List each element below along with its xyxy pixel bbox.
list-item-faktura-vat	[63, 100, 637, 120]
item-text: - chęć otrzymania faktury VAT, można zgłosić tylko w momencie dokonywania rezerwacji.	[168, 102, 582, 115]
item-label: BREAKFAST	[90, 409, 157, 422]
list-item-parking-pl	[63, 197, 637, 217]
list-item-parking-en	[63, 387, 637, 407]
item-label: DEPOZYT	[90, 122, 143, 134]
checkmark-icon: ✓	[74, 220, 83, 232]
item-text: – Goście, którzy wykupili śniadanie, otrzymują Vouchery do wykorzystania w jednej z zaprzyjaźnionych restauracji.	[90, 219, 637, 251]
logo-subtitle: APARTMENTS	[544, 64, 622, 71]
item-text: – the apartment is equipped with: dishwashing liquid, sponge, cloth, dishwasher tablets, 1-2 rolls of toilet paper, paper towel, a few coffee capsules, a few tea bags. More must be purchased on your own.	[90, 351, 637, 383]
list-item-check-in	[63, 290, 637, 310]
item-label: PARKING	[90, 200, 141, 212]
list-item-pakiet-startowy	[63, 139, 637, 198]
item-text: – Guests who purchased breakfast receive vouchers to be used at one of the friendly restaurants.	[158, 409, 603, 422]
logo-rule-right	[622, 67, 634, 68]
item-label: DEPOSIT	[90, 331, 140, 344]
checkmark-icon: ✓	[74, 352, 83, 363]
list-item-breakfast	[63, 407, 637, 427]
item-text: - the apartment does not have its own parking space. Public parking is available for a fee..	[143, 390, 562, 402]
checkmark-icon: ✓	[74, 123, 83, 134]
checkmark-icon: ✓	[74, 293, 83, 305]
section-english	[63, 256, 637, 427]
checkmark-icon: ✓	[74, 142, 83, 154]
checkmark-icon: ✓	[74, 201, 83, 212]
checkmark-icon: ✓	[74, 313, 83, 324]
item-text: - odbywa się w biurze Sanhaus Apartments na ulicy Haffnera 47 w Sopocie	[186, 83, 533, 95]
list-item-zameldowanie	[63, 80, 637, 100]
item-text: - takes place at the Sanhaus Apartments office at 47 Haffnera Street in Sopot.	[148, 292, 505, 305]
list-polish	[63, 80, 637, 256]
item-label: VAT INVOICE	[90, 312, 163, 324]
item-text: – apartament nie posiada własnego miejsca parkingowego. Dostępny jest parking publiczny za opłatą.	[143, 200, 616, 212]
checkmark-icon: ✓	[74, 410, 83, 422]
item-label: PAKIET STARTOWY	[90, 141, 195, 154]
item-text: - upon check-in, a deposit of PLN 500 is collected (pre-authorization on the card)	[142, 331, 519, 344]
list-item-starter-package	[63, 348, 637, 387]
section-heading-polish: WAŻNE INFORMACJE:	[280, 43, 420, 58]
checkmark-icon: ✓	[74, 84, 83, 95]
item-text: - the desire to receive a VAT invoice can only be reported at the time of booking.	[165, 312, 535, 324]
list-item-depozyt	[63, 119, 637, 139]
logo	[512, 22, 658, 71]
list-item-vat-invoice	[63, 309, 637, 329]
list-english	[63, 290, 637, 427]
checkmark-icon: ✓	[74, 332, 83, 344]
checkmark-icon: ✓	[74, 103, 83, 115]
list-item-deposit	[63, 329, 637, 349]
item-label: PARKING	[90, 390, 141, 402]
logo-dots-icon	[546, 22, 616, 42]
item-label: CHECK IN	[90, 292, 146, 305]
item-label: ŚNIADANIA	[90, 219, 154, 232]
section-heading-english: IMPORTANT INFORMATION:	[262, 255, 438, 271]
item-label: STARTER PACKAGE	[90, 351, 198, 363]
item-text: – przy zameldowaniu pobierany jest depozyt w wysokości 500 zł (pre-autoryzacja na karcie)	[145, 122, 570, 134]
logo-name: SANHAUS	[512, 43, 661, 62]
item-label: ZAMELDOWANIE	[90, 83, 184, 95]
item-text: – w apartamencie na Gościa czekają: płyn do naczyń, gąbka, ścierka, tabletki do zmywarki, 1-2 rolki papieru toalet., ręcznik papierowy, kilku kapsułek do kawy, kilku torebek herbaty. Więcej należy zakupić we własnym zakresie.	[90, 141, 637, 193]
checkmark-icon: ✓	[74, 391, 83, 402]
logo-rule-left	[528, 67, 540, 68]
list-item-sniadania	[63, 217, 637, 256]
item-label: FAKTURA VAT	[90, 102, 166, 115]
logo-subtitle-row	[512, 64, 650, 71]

- INSTRUCTIONS TO FOLLOW: Copy every line of the records above word for word.

- EXERCISE ANSWER:
List each element below along with its xyxy pixel bbox.
list-item-faktura-vat	[63, 100, 637, 120]
item-text: - chęć otrzymania faktury VAT, można zgłosić tylko w momencie dokonywania rezerwacji.	[168, 102, 582, 115]
item-label: BREAKFAST	[90, 409, 157, 422]
list-item-parking-pl	[63, 197, 637, 217]
list-item-parking-en	[63, 387, 637, 407]
item-label: DEPOZYT	[90, 122, 143, 134]
checkmark-icon: ✓	[74, 220, 83, 232]
item-text: – Goście, którzy wykupili śniadanie, otrzymują Vouchery do wykorzystania w jednej z zaprzyjaźnionych restauracji.	[90, 219, 637, 251]
logo-subtitle: APARTMENTS	[544, 64, 622, 71]
item-text: – the apartment is equipped with: dishwashing liquid, sponge, cloth, dishwasher tablets, 1-2 rolls of toilet paper, paper towel, a few coffee capsules, a few tea bags. More must be purchased on your own.	[90, 351, 637, 383]
list-item-check-in	[63, 290, 637, 310]
item-label: PARKING	[90, 200, 141, 212]
list-item-pakiet-startowy	[63, 139, 637, 198]
item-text: – Guests who purchased breakfast receive vouchers to be used at one of the friendly restaurants.	[158, 409, 603, 422]
logo-rule-right	[622, 67, 634, 68]
item-label: DEPOSIT	[90, 331, 140, 344]
checkmark-icon: ✓	[74, 352, 83, 363]
list-item-breakfast	[63, 407, 637, 427]
item-text: - the apartment does not have its own parking space. Public parking is available for a fee..	[143, 390, 562, 402]
checkmark-icon: ✓	[74, 123, 83, 134]
checkmark-icon: ✓	[74, 293, 83, 305]
section-english	[63, 256, 637, 427]
checkmark-icon: ✓	[74, 142, 83, 154]
checkmark-icon: ✓	[74, 201, 83, 212]
checkmark-icon: ✓	[74, 313, 83, 324]
item-text: - odbywa się w biurze Sanhaus Apartments na ulicy Haffnera 47 w Sopocie	[186, 83, 533, 95]
list-item-zameldowanie	[63, 80, 637, 100]
item-text: - takes place at the Sanhaus Apartments office at 47 Haffnera Street in Sopot.	[148, 292, 505, 305]
list-polish	[63, 80, 637, 256]
item-label: VAT INVOICE	[90, 312, 163, 324]
item-text: – apartament nie posiada własnego miejsca parkingowego. Dostępny jest parking publiczny za opłatą.	[143, 200, 616, 212]
checkmark-icon: ✓	[74, 410, 83, 422]
item-label: PAKIET STARTOWY	[90, 141, 195, 154]
item-text: - upon check-in, a deposit of PLN 500 is collected (pre-authorization on the card)	[142, 331, 519, 344]
list-item-starter-package	[63, 348, 637, 387]
section-heading-polish: WAŻNE INFORMACJE:	[280, 43, 420, 58]
checkmark-icon: ✓	[74, 84, 83, 95]
item-text: - the desire to receive a VAT invoice can only be reported at the time of booking.	[165, 312, 535, 324]
list-item-depozyt	[63, 119, 637, 139]
logo	[512, 22, 658, 71]
list-item-vat-invoice	[63, 309, 637, 329]
list-english	[63, 290, 637, 427]
checkmark-icon: ✓	[74, 332, 83, 344]
checkmark-icon: ✓	[74, 103, 83, 115]
list-item-deposit	[63, 329, 637, 349]
item-label: PARKING	[90, 390, 141, 402]
logo-dots-icon	[546, 22, 616, 42]
item-label: CHECK IN	[90, 292, 146, 305]
item-label: ŚNIADANIA	[90, 219, 154, 232]
section-heading-english: IMPORTANT INFORMATION:	[262, 255, 438, 271]
item-label: STARTER PACKAGE	[90, 351, 198, 363]
item-text: – przy zameldowaniu pobierany jest depozyt w wysokości 500 zł (pre-autoryzacja na karcie)	[145, 122, 570, 134]
logo-name: SANHAUS	[512, 43, 661, 62]
item-label: ZAMELDOWANIE	[90, 83, 184, 95]
item-text: – w apartamencie na Gościa czekają: płyn do naczyń, gąbka, ścierka, tabletki do zmywarki, 1-2 rolki papieru toalet., ręcznik papierowy, kilku kapsułek do kawy, kilku torebek herbaty. Więcej należy zakupić we własnym zakresie.	[90, 141, 637, 193]
checkmark-icon: ✓	[74, 391, 83, 402]
logo-rule-left	[528, 67, 540, 68]
list-item-sniadania	[63, 217, 637, 256]
item-label: FAKTURA VAT	[90, 102, 166, 115]
logo-subtitle-row	[512, 64, 650, 71]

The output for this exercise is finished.